◆ Your objective
From the worked solution about the parking-stall stripe, write out word for word the passage that begins with the words containing "Here's an idea" and ends with "write an equation!".

◆ Text provided
────────────────

One side of a parking stall is defined by a straight stripe that consists of n painted sections of equal length with an unpainted section 1/2 as long between each pair of consecutive painted sections.
Here's an idea of what all of this looks like.
Image
If we let x = the length of 1 painted section, then 0.5x = the distance between painted sections.

The total length of the stripe from the beginning of the first painted section to the end of the last painted section is 203 inches.
Important: If we examine the above diagram, we can see that, IF the entire stripe consisted of 3 painted sections, then there would be 2 spaces
In general: (the number of spaces) = (the number of painted sections) - 1
So, if there are n painted sections, then there must be (n-1) spaces

We're now ready to write an equation!
If there are n painted sections, and each painted section has a length of x, then the total length of the painted sections = nx
Likewise, if there are n - 1 spaces, and each space has a length of 0.5x, then the total length of the spaces = 0.5x(n - 1)

Since the total length is 203 inches, we can write: nx + 0.5x(n - 1) = 203
Simplify to get: nx + 0.5nx - 0.5x = 203
Simplify: 1.5nx - 0.5x = 203
To get integer coefficients, we'll multiply both sides of the equation by 2 to get: 3nx - x = 406
Factor both sides to get: x(3n - 1) = (2)(7)(29)

────────────────

◆ Information shown

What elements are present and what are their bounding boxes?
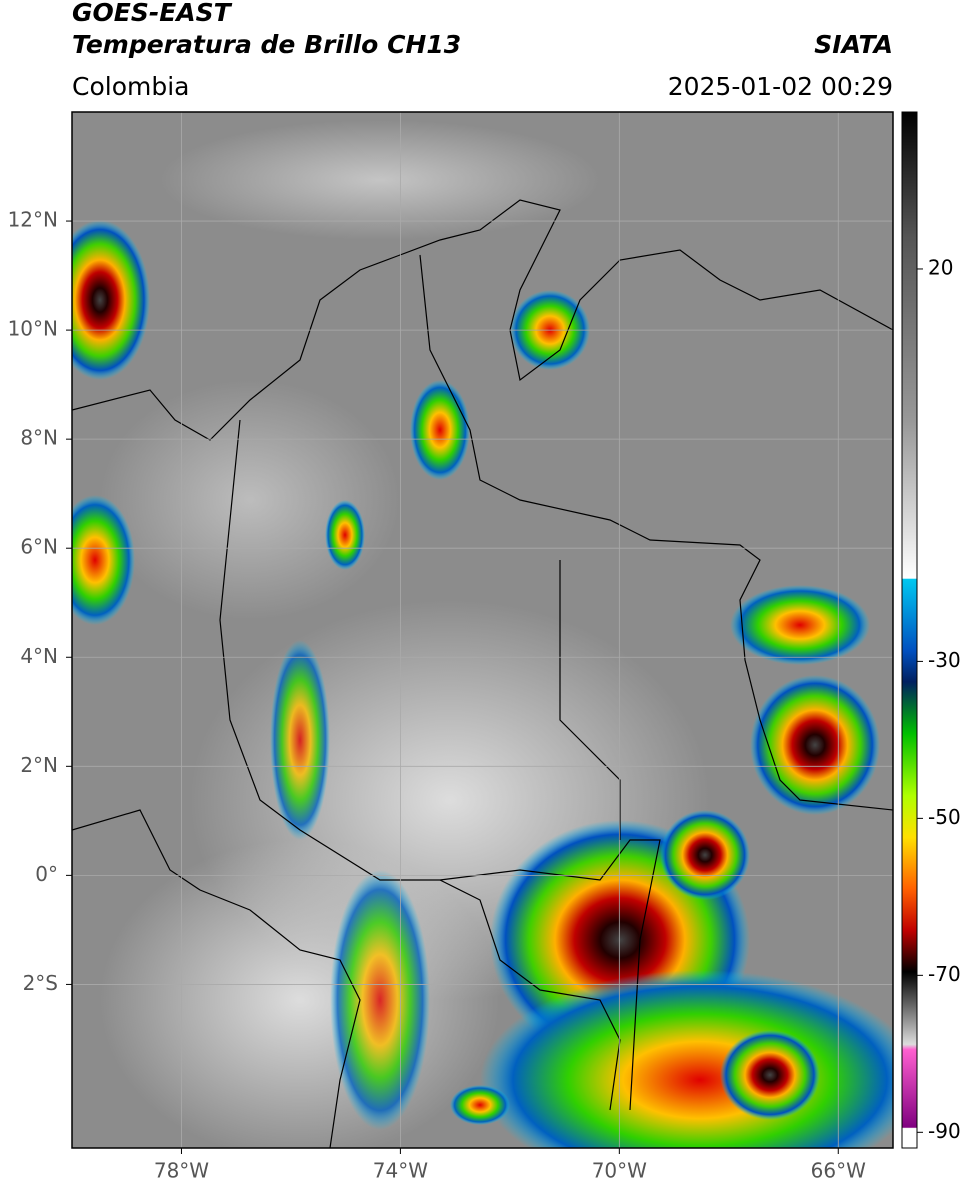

────────────────

◆ Complete output
Here's an idea of what all of this looks like.
Image
If we let x = the length of 1 painted section, then 0.5x = the distance between painted sections.

The total length of the stripe from the beginning of the first painted section to the end of the last painted section is 203 inches.
Important: If we examine the above diagram, we can see that, IF the entire stripe consisted of 3 painted sections, then there would be 2 spaces
In general: (the number of spaces) = (the number of painted sections) - 1
So, if there are n painted sections, then there must be (n-1) spaces

We're now ready to write an equation!